OBJECTIVE » Transcribe all of the material exactly, except for its pictures.

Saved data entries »
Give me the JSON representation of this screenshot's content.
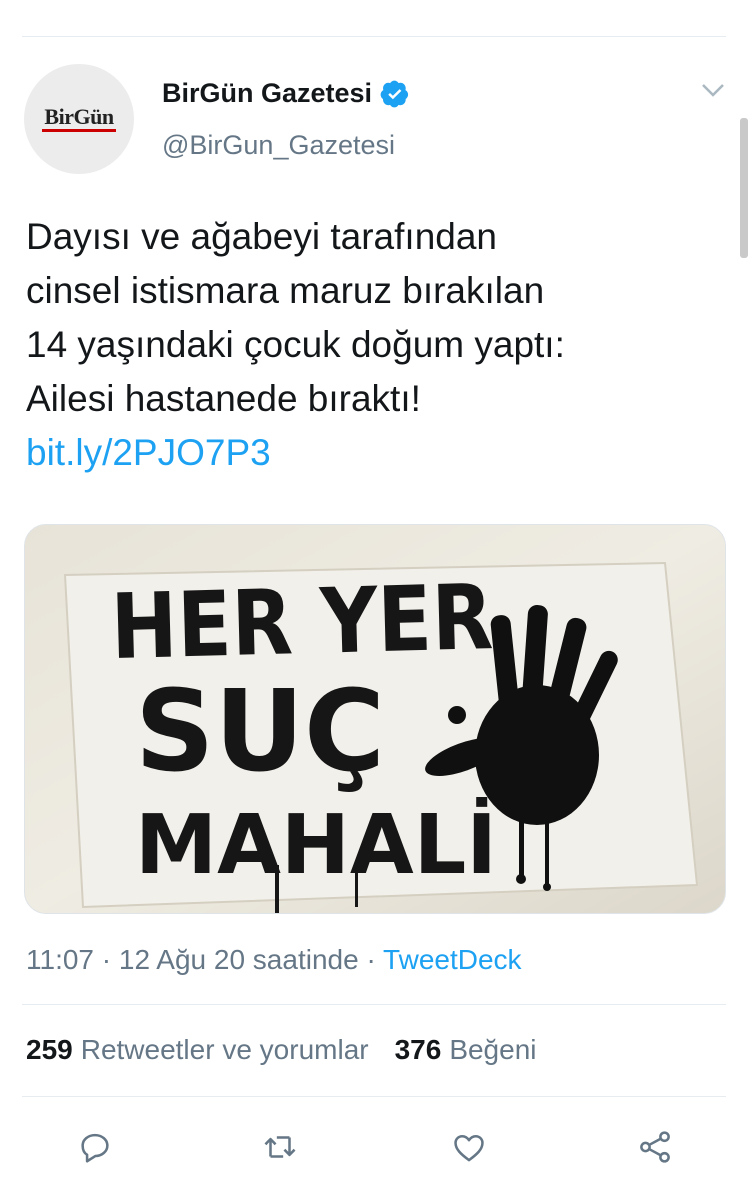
{
  "user": {
    "name": "BirGün Gazetesi",
    "handle": "@BirGun_Gazetesi",
    "logo_part1": "BirGün",
    "verified_icon": "verified-badge-icon"
  },
  "tweet": {
    "lines": [
      "Dayısı ve ağabeyi tarafından",
      "cinsel istismara maruz bırakılan",
      "14 yaşındaki çocuk doğum yaptı:",
      "Ailesi hastanede bıraktı!"
    ],
    "link": "bit.ly/2PJO7P3"
  },
  "image": {
    "line1": "HER YER",
    "line2": "SUÇ",
    "line3": "MAHALİ"
  },
  "meta": {
    "time": "11:07",
    "dot1": "·",
    "date": "12 Ağu 20 saatinde",
    "dot2": "·",
    "source": "TweetDeck"
  },
  "stats": {
    "retweets_count": "259",
    "retweets_label": "Retweetler ve yorumlar",
    "likes_count": "376",
    "likes_label": "Beğeni"
  },
  "colors": {
    "accent": "#1da1f2",
    "secondary_text": "#657786",
    "logo_red": "#cc0000"
  },
  "actions": [
    "reply-icon",
    "retweet-icon",
    "like-icon",
    "share-icon"
  ]
}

SOLUTION BELOW »
Give me the JSON representation of this screenshot's content.
{
  "user": {
    "name": "BirGün Gazetesi",
    "handle": "@BirGun_Gazetesi",
    "logo_part1": "BirGün",
    "verified_icon": "verified-badge-icon"
  },
  "tweet": {
    "lines": [
      "Dayısı ve ağabeyi tarafından",
      "cinsel istismara maruz bırakılan",
      "14 yaşındaki çocuk doğum yaptı:",
      "Ailesi hastanede bıraktı!"
    ],
    "link": "bit.ly/2PJO7P3"
  },
  "image": {
    "line1": "HER YER",
    "line2": "SUÇ",
    "line3": "MAHALİ"
  },
  "meta": {
    "time": "11:07",
    "dot1": "·",
    "date": "12 Ağu 20 saatinde",
    "dot2": "·",
    "source": "TweetDeck"
  },
  "stats": {
    "retweets_count": "259",
    "retweets_label": "Retweetler ve yorumlar",
    "likes_count": "376",
    "likes_label": "Beğeni"
  },
  "colors": {
    "accent": "#1da1f2",
    "secondary_text": "#657786",
    "logo_red": "#cc0000"
  },
  "actions": [
    "reply-icon",
    "retweet-icon",
    "like-icon",
    "share-icon"
  ]
}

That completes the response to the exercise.